— BEGIN EXTRACTED RECORDS —

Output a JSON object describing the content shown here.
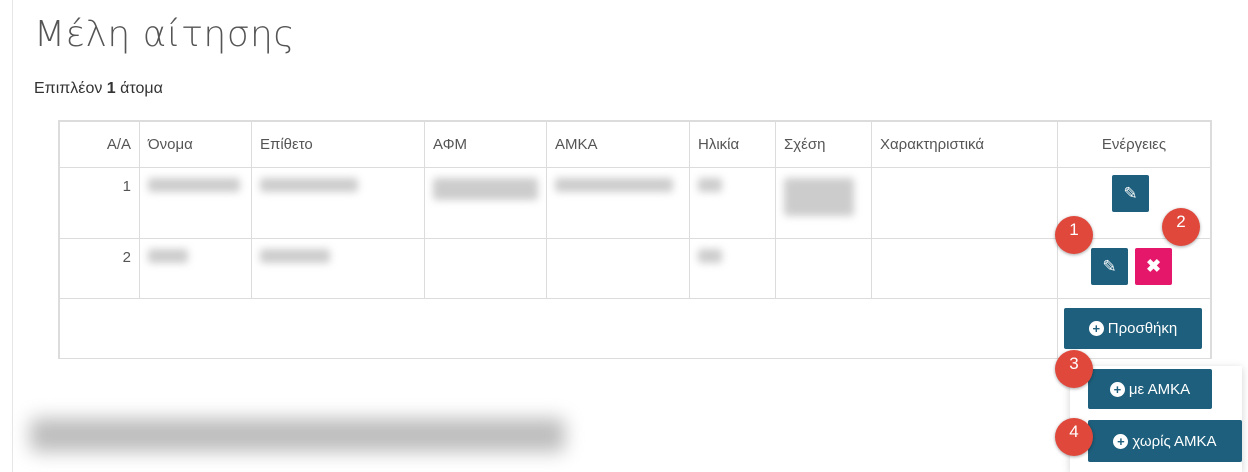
{
  "page": {
    "title": "Μέλη αίτησης",
    "subtitle_prefix": "Επιπλέον ",
    "subtitle_count": "1",
    "subtitle_suffix": " άτομα"
  },
  "table": {
    "headers": [
      "Α/Α",
      "Όνομα",
      "Επίθετο",
      "ΑΦΜ",
      "ΑΜΚΑ",
      "Ηλικία",
      "Σχέση",
      "Χαρακτηριστικά",
      "Ενέργειες"
    ],
    "rows": [
      {
        "aa": "1"
      },
      {
        "aa": "2"
      }
    ]
  },
  "actions": {
    "edit_icon": "edit-icon",
    "delete_icon": "close-icon",
    "delete_glyph": "✖",
    "edit_glyph": "✎",
    "plus_glyph": "+",
    "add_label": "Προσθήκη",
    "with_amka_label": "με ΑΜΚΑ",
    "without_amka_label": "χωρίς ΑΜΚΑ"
  },
  "badges": [
    "1",
    "2",
    "3",
    "4"
  ],
  "colors": {
    "primary": "#1d5f7c",
    "danger": "#e5176b",
    "badge": "#e0483c"
  }
}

— END EXTRACTED RECORDS —

→ PROMPT: Take each line containing the string "ΑΜΚΑ" and copy it out.

→ PROBLEM SOLUTION:
      "ΑΜΚΑ",
    "with_amka_label": "με ΑΜΚΑ",
    "without_amka_label": "χωρίς ΑΜΚΑ"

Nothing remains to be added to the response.